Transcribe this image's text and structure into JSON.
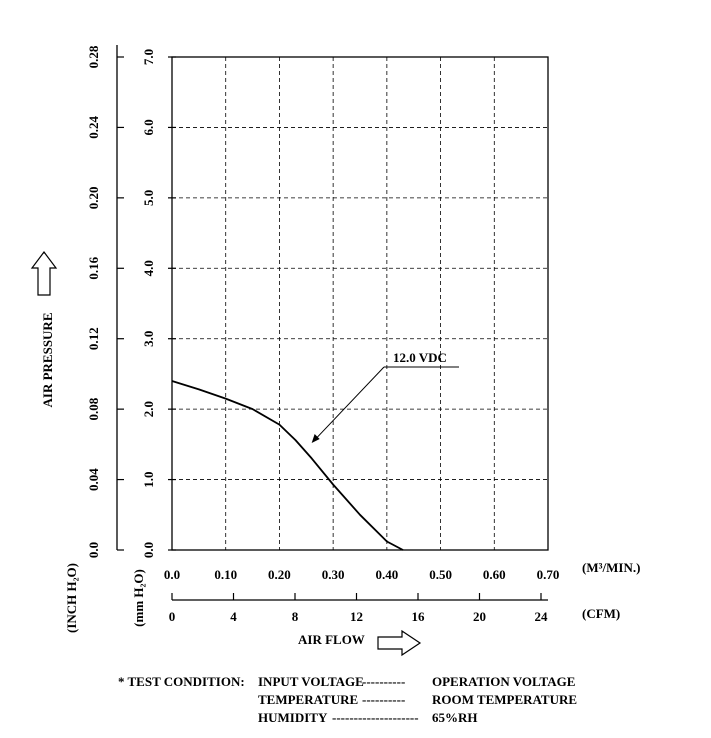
{
  "chart_data": {
    "type": "line",
    "x_axis_primary": {
      "unit": "(M³/MIN.)",
      "ticks": [
        "0.0",
        "0.10",
        "0.20",
        "0.30",
        "0.40",
        "0.50",
        "0.60",
        "0.70"
      ],
      "range": [
        0.0,
        0.7
      ]
    },
    "x_axis_secondary": {
      "unit": "(CFM)",
      "ticks": [
        "0",
        "4",
        "8",
        "12",
        "16",
        "20",
        "24"
      ]
    },
    "y_axis_primary": {
      "unit": "(mm H₂O)",
      "ticks": [
        "0.0",
        "1.0",
        "2.0",
        "3.0",
        "4.0",
        "5.0",
        "6.0",
        "7.0"
      ],
      "range": [
        0.0,
        7.0
      ]
    },
    "y_axis_secondary": {
      "unit": "(INCH H₂O)",
      "ticks": [
        "0.0",
        "0.04",
        "0.08",
        "0.12",
        "0.16",
        "0.20",
        "0.24",
        "0.28"
      ]
    },
    "xlabel": "AIR FLOW",
    "ylabel": "AIR PRESSURE",
    "grid": true,
    "series": [
      {
        "name": "12.0 VDC",
        "x": [
          0.0,
          0.05,
          0.1,
          0.15,
          0.2,
          0.23,
          0.26,
          0.3,
          0.35,
          0.4,
          0.43
        ],
        "y": [
          2.4,
          2.28,
          2.15,
          2.0,
          1.78,
          1.56,
          1.3,
          0.93,
          0.5,
          0.12,
          0.0
        ]
      }
    ],
    "annotation": {
      "text": "12.0 VDC",
      "points_to": [
        0.26,
        1.52
      ]
    }
  },
  "test_condition": {
    "heading": "* TEST CONDITION:",
    "rows": [
      {
        "item": "INPUT VOLTAGE",
        "dashes": "----------",
        "value": "OPERATION VOLTAGE"
      },
      {
        "item": "TEMPERATURE",
        "dashes": "----------",
        "value": "ROOM TEMPERATURE"
      },
      {
        "item": "HUMIDITY",
        "dashes": "--------------------",
        "value": "65%RH"
      }
    ]
  }
}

···

## JOB
Retype all entries exactly as they appear, dropping the images.

## EXERCISE OUTPUT
Transcribe this image's text and structure into JSON.
{
  "chart_data": {
    "type": "line",
    "x_axis_primary": {
      "unit": "(M³/MIN.)",
      "ticks": [
        "0.0",
        "0.10",
        "0.20",
        "0.30",
        "0.40",
        "0.50",
        "0.60",
        "0.70"
      ],
      "range": [
        0.0,
        0.7
      ]
    },
    "x_axis_secondary": {
      "unit": "(CFM)",
      "ticks": [
        "0",
        "4",
        "8",
        "12",
        "16",
        "20",
        "24"
      ]
    },
    "y_axis_primary": {
      "unit": "(mm H₂O)",
      "ticks": [
        "0.0",
        "1.0",
        "2.0",
        "3.0",
        "4.0",
        "5.0",
        "6.0",
        "7.0"
      ],
      "range": [
        0.0,
        7.0
      ]
    },
    "y_axis_secondary": {
      "unit": "(INCH H₂O)",
      "ticks": [
        "0.0",
        "0.04",
        "0.08",
        "0.12",
        "0.16",
        "0.20",
        "0.24",
        "0.28"
      ]
    },
    "xlabel": "AIR FLOW",
    "ylabel": "AIR PRESSURE",
    "grid": true,
    "series": [
      {
        "name": "12.0 VDC",
        "x": [
          0.0,
          0.05,
          0.1,
          0.15,
          0.2,
          0.23,
          0.26,
          0.3,
          0.35,
          0.4,
          0.43
        ],
        "y": [
          2.4,
          2.28,
          2.15,
          2.0,
          1.78,
          1.56,
          1.3,
          0.93,
          0.5,
          0.12,
          0.0
        ]
      }
    ],
    "annotation": {
      "text": "12.0 VDC",
      "points_to": [
        0.26,
        1.52
      ]
    }
  },
  "test_condition": {
    "heading": "* TEST CONDITION:",
    "rows": [
      {
        "item": "INPUT VOLTAGE",
        "dashes": "----------",
        "value": "OPERATION VOLTAGE"
      },
      {
        "item": "TEMPERATURE",
        "dashes": "----------",
        "value": "ROOM TEMPERATURE"
      },
      {
        "item": "HUMIDITY",
        "dashes": "--------------------",
        "value": "65%RH"
      }
    ]
  }
}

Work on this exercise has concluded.